Task to complete: Whenever a line contains the string "DPlot", copy it out of the entries.

--- START OF The input ---

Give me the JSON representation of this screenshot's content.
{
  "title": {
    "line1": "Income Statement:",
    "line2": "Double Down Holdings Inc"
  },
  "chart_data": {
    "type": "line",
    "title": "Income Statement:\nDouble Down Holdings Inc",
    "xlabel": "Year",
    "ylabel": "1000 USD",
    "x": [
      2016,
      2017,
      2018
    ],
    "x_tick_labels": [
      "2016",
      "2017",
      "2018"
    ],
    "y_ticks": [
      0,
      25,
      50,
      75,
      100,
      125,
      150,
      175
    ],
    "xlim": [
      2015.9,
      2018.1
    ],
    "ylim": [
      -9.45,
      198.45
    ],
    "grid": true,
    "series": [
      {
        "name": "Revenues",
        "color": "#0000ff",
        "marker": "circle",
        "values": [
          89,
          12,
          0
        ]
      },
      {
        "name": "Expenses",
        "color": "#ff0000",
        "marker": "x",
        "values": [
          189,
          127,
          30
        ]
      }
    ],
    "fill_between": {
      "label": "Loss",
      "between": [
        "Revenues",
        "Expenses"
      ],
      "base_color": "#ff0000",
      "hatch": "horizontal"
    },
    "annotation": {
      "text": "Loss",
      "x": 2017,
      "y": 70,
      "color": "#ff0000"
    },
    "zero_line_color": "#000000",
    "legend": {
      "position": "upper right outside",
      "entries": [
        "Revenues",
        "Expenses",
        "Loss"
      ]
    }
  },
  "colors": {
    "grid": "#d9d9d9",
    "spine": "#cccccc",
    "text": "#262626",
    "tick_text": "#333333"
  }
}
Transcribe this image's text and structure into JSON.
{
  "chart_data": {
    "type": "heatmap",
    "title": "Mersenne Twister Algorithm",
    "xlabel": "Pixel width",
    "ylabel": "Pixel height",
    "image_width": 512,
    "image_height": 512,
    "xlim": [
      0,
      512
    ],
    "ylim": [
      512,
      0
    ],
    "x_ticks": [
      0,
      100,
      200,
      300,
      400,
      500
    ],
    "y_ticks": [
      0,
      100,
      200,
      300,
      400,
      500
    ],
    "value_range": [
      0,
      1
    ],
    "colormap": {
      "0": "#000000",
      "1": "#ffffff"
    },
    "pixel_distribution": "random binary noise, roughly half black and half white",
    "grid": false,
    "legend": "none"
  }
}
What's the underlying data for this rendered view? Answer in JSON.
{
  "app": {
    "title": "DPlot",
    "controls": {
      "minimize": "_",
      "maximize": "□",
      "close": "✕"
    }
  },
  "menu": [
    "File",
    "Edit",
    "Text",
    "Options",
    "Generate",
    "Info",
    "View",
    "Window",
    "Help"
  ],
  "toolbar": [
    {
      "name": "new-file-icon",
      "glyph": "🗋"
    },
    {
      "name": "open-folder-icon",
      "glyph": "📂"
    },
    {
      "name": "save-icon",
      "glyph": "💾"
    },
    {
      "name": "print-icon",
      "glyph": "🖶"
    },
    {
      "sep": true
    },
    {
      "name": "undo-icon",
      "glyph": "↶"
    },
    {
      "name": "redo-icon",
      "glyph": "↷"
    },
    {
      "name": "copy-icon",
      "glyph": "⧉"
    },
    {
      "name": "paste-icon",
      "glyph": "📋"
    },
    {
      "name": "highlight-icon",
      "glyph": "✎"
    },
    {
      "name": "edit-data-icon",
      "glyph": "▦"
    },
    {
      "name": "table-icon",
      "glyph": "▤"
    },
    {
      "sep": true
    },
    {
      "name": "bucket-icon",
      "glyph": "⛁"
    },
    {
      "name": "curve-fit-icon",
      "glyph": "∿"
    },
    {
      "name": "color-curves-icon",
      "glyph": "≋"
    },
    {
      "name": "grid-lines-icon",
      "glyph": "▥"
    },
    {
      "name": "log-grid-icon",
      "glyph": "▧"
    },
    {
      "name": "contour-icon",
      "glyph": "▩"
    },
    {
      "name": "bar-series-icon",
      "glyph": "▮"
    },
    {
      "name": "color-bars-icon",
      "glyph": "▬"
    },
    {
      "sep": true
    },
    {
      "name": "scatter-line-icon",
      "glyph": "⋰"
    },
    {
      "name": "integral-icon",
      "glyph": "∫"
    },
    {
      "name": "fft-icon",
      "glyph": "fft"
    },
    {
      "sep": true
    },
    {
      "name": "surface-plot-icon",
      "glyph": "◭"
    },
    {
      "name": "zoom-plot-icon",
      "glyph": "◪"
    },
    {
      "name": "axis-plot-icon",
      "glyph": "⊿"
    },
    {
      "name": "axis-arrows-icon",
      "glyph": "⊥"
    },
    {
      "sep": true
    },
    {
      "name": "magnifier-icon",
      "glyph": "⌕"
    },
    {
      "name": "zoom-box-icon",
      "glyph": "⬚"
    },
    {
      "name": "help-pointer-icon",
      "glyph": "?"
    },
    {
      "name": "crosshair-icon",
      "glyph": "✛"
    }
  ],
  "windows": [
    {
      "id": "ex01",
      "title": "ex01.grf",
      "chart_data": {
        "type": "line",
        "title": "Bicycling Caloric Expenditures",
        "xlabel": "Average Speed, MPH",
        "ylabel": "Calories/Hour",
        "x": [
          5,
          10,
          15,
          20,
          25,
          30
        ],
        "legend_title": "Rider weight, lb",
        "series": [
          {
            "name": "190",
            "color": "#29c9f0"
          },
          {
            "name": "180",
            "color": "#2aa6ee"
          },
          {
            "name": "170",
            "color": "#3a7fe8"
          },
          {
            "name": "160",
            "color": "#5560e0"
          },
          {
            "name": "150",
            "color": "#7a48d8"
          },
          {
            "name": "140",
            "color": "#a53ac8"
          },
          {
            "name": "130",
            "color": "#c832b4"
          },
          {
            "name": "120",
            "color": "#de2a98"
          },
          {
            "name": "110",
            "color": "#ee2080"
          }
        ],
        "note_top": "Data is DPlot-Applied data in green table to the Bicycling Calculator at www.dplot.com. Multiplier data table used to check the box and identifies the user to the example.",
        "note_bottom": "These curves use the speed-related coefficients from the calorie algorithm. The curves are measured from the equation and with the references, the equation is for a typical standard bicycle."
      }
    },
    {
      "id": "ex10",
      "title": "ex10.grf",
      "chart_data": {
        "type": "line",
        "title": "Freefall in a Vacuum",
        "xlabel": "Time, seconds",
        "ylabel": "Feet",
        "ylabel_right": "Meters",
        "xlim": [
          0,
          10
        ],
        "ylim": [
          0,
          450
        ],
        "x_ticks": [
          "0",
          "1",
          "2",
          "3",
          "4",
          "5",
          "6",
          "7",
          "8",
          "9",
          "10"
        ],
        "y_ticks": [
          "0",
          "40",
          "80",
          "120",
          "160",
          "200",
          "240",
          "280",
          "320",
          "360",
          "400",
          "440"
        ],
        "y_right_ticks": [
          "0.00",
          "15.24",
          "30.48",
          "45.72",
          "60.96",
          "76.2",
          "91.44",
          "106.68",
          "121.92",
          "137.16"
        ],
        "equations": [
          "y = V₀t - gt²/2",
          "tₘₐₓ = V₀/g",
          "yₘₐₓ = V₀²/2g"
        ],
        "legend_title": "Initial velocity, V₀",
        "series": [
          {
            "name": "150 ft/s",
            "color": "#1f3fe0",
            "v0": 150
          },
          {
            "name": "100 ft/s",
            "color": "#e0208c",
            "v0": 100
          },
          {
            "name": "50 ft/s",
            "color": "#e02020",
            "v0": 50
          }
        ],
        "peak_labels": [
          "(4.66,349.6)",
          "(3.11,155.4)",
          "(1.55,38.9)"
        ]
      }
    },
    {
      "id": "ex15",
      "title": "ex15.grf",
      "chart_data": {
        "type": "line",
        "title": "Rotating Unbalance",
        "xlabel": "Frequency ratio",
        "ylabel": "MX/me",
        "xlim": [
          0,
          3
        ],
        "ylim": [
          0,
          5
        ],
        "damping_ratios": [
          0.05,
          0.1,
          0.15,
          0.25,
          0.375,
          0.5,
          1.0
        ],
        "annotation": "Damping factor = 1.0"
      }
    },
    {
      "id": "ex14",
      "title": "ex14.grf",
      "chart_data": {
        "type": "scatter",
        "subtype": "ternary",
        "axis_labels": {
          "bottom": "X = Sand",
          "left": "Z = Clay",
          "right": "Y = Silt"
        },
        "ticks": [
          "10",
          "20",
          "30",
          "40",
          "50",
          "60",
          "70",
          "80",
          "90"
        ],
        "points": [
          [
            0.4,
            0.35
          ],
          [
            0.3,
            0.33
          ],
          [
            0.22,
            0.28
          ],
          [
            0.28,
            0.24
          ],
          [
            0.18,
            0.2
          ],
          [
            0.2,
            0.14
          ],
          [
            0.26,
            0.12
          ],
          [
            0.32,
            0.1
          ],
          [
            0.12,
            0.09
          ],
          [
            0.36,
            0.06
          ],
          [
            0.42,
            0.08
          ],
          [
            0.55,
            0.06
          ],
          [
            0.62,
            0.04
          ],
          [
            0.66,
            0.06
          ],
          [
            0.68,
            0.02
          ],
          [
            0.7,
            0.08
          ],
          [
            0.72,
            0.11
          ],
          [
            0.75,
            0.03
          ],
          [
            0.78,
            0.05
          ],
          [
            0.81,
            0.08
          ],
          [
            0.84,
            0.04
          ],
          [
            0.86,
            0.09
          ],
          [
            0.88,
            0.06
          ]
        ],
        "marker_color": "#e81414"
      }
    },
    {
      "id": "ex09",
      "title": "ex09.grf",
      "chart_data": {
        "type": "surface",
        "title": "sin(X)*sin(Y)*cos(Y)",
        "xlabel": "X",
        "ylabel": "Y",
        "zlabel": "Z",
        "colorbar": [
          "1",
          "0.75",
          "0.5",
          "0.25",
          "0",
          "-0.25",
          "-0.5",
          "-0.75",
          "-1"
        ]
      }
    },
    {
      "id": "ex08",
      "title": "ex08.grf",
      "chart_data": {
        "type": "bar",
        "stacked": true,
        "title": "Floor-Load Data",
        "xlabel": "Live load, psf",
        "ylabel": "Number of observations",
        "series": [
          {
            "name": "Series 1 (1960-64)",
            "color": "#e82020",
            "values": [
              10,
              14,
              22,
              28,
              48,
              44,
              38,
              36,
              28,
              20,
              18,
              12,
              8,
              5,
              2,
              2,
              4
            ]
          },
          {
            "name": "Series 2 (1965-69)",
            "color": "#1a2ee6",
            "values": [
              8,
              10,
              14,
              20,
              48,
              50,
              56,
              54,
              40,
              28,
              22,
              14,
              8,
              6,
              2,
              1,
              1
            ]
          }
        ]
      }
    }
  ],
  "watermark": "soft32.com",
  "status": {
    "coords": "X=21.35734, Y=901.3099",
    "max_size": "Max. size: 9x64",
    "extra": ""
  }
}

--- END OF The input ---

Output for this exercise:
    "title": "DPlot",
        "note_top": "Data is DPlot-Applied data in green table to the Bicycling Calculator at www.dplot.com. Multiplier data table used to check the box and identifies the user to the example.",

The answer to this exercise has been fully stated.